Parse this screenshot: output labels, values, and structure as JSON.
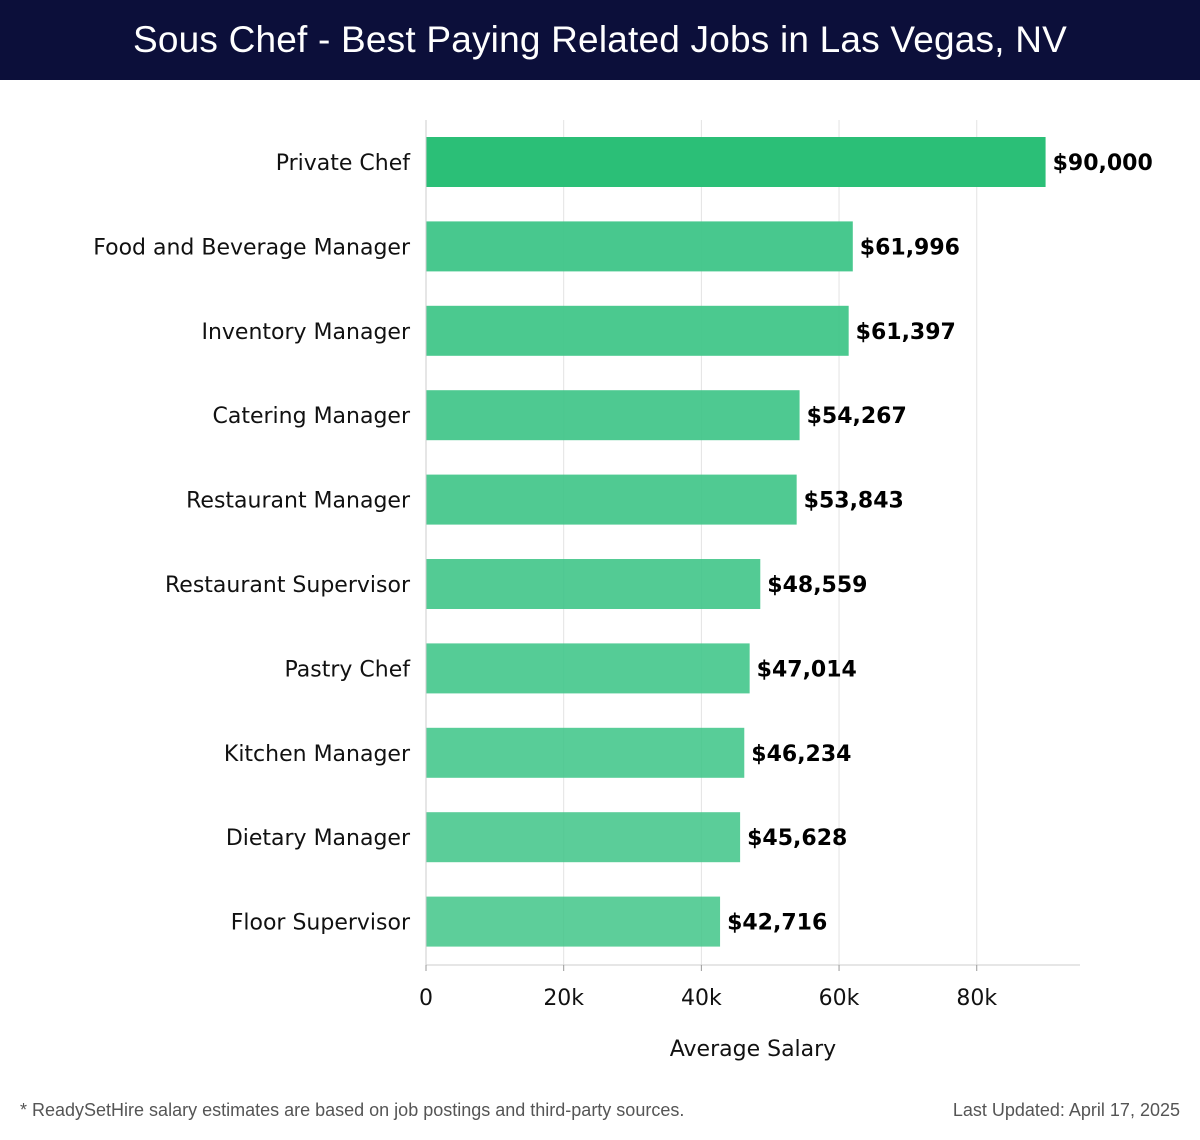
{
  "header": {
    "title": "Sous Chef - Best Paying Related Jobs in Las Vegas, NV"
  },
  "chart_data": {
    "type": "bar",
    "orientation": "horizontal",
    "title": "Sous Chef - Best Paying Related Jobs in Las Vegas, NV",
    "xlabel": "Average Salary",
    "ylabel": "",
    "xlim": [
      0,
      95000
    ],
    "xticks": [
      0,
      20000,
      40000,
      60000,
      80000
    ],
    "xtick_labels": [
      "0",
      "20k",
      "40k",
      "60k",
      "80k"
    ],
    "grid": true,
    "categories": [
      "Private Chef",
      "Food and Beverage Manager",
      "Inventory Manager",
      "Catering Manager",
      "Restaurant Manager",
      "Restaurant Supervisor",
      "Pastry Chef",
      "Kitchen Manager",
      "Dietary Manager",
      "Floor Supervisor"
    ],
    "values": [
      90000,
      61996,
      61397,
      54267,
      53843,
      48559,
      47014,
      46234,
      45628,
      42716
    ],
    "value_labels": [
      "$90,000",
      "$61,996",
      "$61,397",
      "$54,267",
      "$53,843",
      "$48,559",
      "$47,014",
      "$46,234",
      "$45,628",
      "$42,716"
    ],
    "colors": {
      "highlight": "#2bbf77",
      "bar_base": "#3cc486",
      "bar_light": "#5bd197",
      "grid": "#e3e3e3",
      "axis": "#cccccc"
    }
  },
  "footer": {
    "note": "* ReadySetHire salary estimates are based on job postings and third-party sources.",
    "updated": "Last Updated: April 17, 2025"
  }
}
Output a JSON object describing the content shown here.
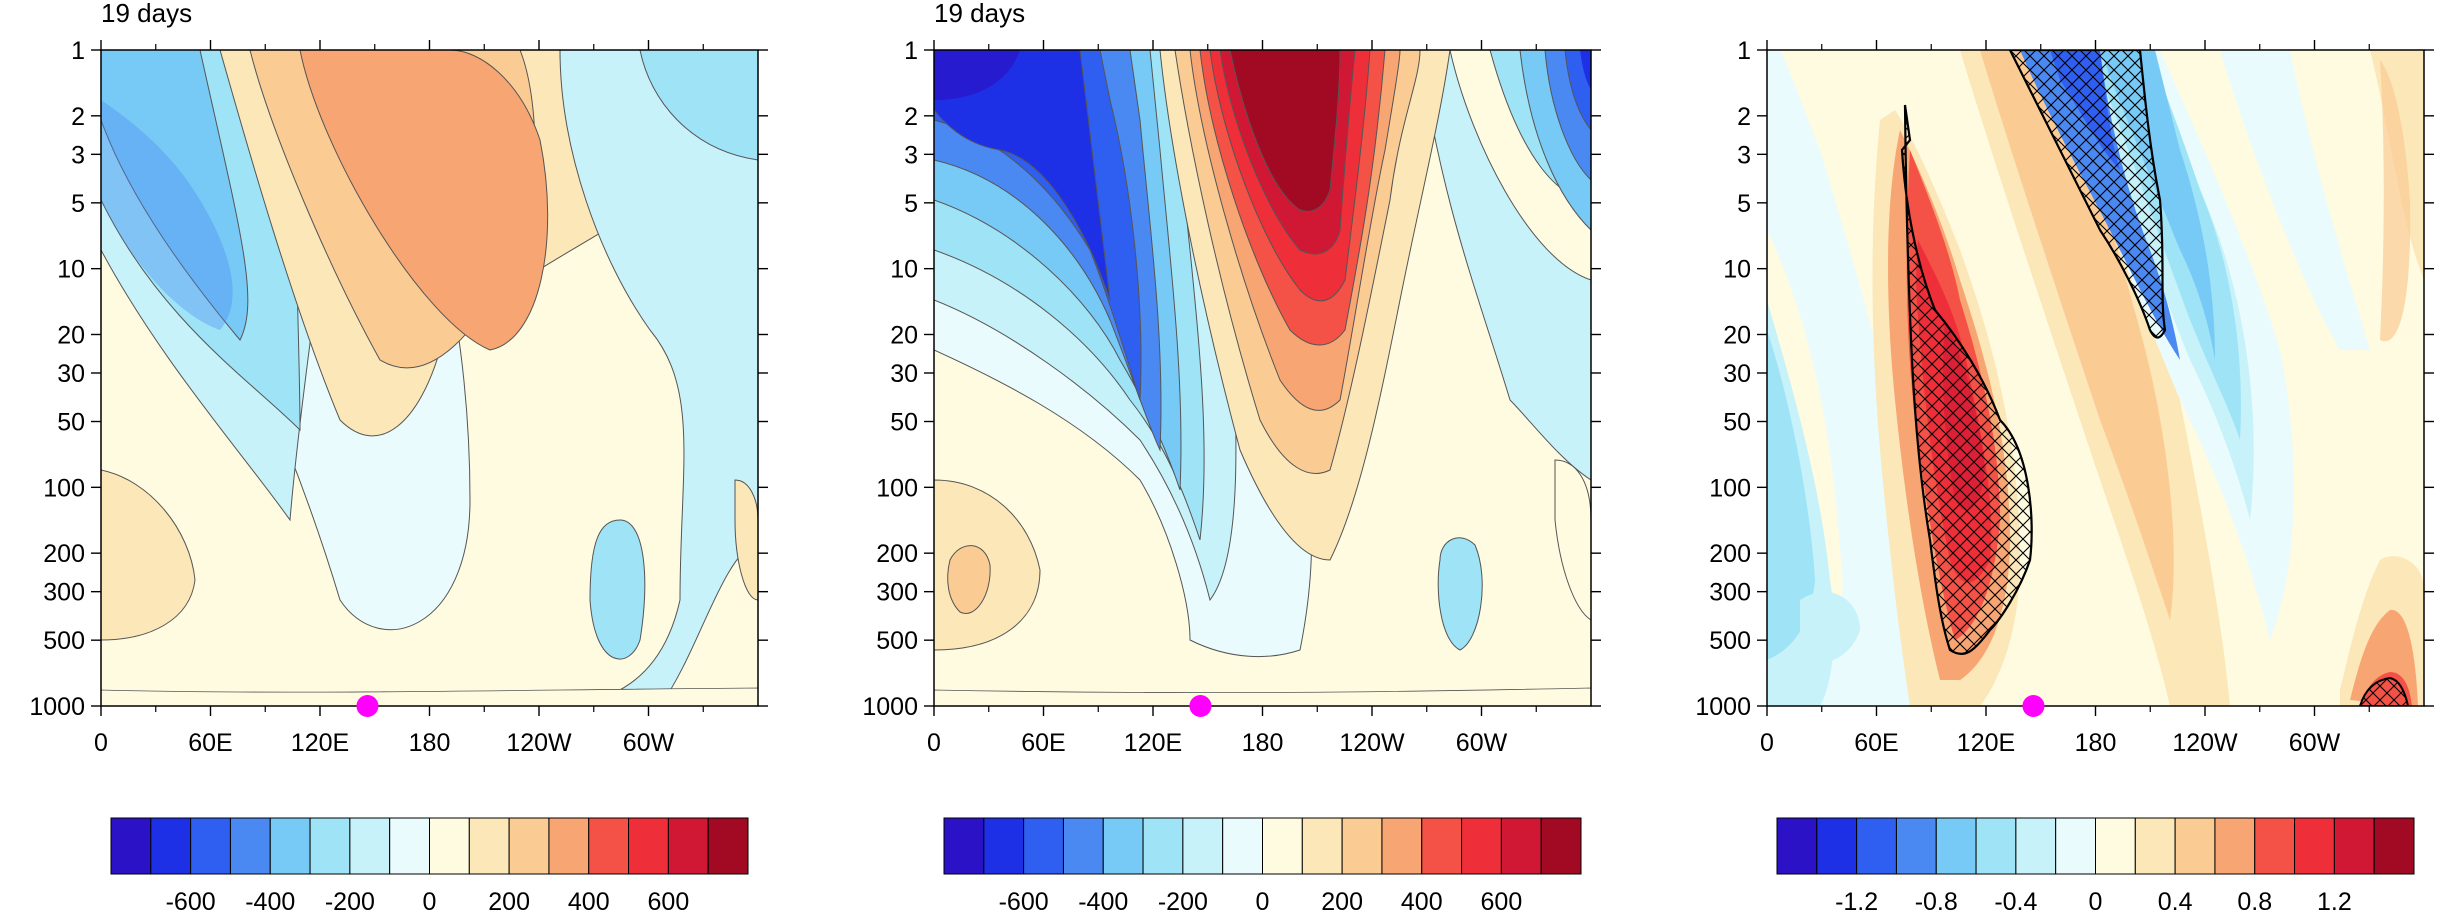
{
  "panels": [
    {
      "title": "19 days",
      "colorbar_ticks": [
        "-600",
        "-400",
        "-200",
        "0",
        "200",
        "400",
        "600"
      ],
      "marker_lon": 146,
      "hatch": false
    },
    {
      "title": "19 days",
      "colorbar_ticks": [
        "-600",
        "-400",
        "-200",
        "0",
        "200",
        "400",
        "600"
      ],
      "marker_lon": 146,
      "hatch": false
    },
    {
      "title": "",
      "colorbar_ticks": [
        "-1.2",
        "-0.8",
        "-0.4",
        "0",
        "0.4",
        "0.8",
        "1.2"
      ],
      "marker_lon": 146,
      "hatch": true
    }
  ],
  "chart_data": [
    {
      "type": "heatmap",
      "title": "19 days",
      "x_tick_labels": [
        "0",
        "60E",
        "120E",
        "180",
        "120W",
        "60W"
      ],
      "y_tick_labels": [
        "1",
        "2",
        "3",
        "5",
        "10",
        "20",
        "30",
        "50",
        "100",
        "200",
        "300",
        "500",
        "1000"
      ],
      "y_scale": "log",
      "y_reversed": true,
      "colorbar_labels": [
        "-600",
        "-400",
        "-200",
        "0",
        "200",
        "400",
        "600"
      ]
    },
    {
      "type": "heatmap",
      "title": "19 days",
      "x_tick_labels": [
        "0",
        "60E",
        "120E",
        "180",
        "120W",
        "60W"
      ],
      "y_tick_labels": [
        "1",
        "2",
        "3",
        "5",
        "10",
        "20",
        "30",
        "50",
        "100",
        "200",
        "300",
        "500",
        "1000"
      ],
      "y_scale": "log",
      "y_reversed": true,
      "colorbar_labels": [
        "-600",
        "-400",
        "-200",
        "0",
        "200",
        "400",
        "600"
      ]
    },
    {
      "type": "heatmap",
      "title": "",
      "x_tick_labels": [
        "0",
        "60E",
        "120E",
        "180",
        "120W",
        "60W"
      ],
      "y_tick_labels": [
        "1",
        "2",
        "3",
        "5",
        "10",
        "20",
        "30",
        "50",
        "100",
        "200",
        "300",
        "500",
        "1000"
      ],
      "y_scale": "log",
      "y_reversed": true,
      "colorbar_labels": [
        "-1.2",
        "-0.8",
        "-0.4",
        "0",
        "0.4",
        "0.8",
        "1.2"
      ]
    }
  ],
  "colors": {
    "levels": [
      "#2b12c6",
      "#1e30e6",
      "#2f5ff0",
      "#4a88f2",
      "#77c9f6",
      "#9fe3f7",
      "#c8f2fa",
      "#e9fbfc",
      "#fefbe0",
      "#fbe7b8",
      "#fbcb94",
      "#f7a572",
      "#f45147",
      "#ee2e38",
      "#d01733",
      "#a20a23"
    ],
    "marker": "#ff00ff",
    "line": "#444444",
    "hatch_line": "#000000"
  }
}
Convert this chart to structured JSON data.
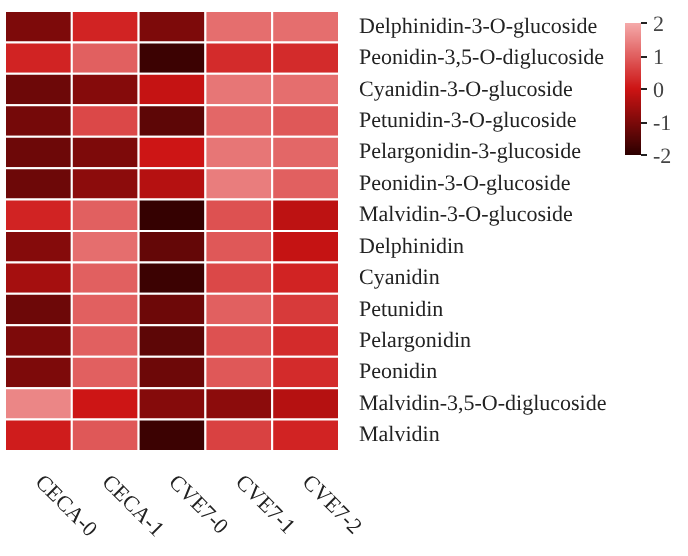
{
  "chart_data": {
    "type": "heatmap",
    "categories": [
      "CECA-0",
      "CECA-1",
      "CVE7-0",
      "CVE7-1",
      "CVE7-2"
    ],
    "y_categories": [
      "Delphinidin-3-O-glucoside",
      "Peonidin-3,5-O-diglucoside",
      "Cyanidin-3-O-glucoside",
      "Petunidin-3-O-glucoside",
      "Pelargonidin-3-glucoside",
      "Peonidin-3-O-glucoside",
      "Malvidin-3-O-glucoside",
      "Delphinidin",
      "Cyanidin",
      "Petunidin",
      "Pelargonidin",
      "Peonidin",
      "Malvidin-3,5-O-diglucoside",
      "Malvidin"
    ],
    "cells": [
      [
        -1.0,
        0.2,
        -1.0,
        1.2,
        1.2
      ],
      [
        0.2,
        1.0,
        -1.8,
        0.3,
        0.3
      ],
      [
        -1.2,
        -0.9,
        -0.1,
        1.3,
        1.2
      ],
      [
        -1.1,
        0.7,
        -1.4,
        1.1,
        0.9
      ],
      [
        -1.2,
        -1.0,
        0.0,
        1.3,
        1.1
      ],
      [
        -1.2,
        -0.8,
        -0.3,
        1.4,
        1.0
      ],
      [
        0.2,
        1.0,
        -1.9,
        0.8,
        -0.2
      ],
      [
        -0.9,
        1.2,
        -1.3,
        0.9,
        -0.1
      ],
      [
        -0.5,
        1.0,
        -1.8,
        0.7,
        0.2
      ],
      [
        -1.2,
        1.0,
        -1.2,
        1.0,
        0.5
      ],
      [
        -1.0,
        1.0,
        -1.4,
        0.8,
        0.3
      ],
      [
        -1.0,
        1.0,
        -1.2,
        0.9,
        0.3
      ],
      [
        1.5,
        0.0,
        -0.9,
        -0.8,
        -0.3
      ],
      [
        0.1,
        0.9,
        -1.8,
        0.6,
        0.2
      ]
    ],
    "clim": [
      -2,
      2
    ],
    "cticks": [
      -2,
      -1,
      0,
      1,
      2
    ]
  }
}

###

■ WORK INSTRUCTIONS ■
Of the lines above, how many include the word "Chef"? Reply with the number alone.

■ SOLUTION ■
4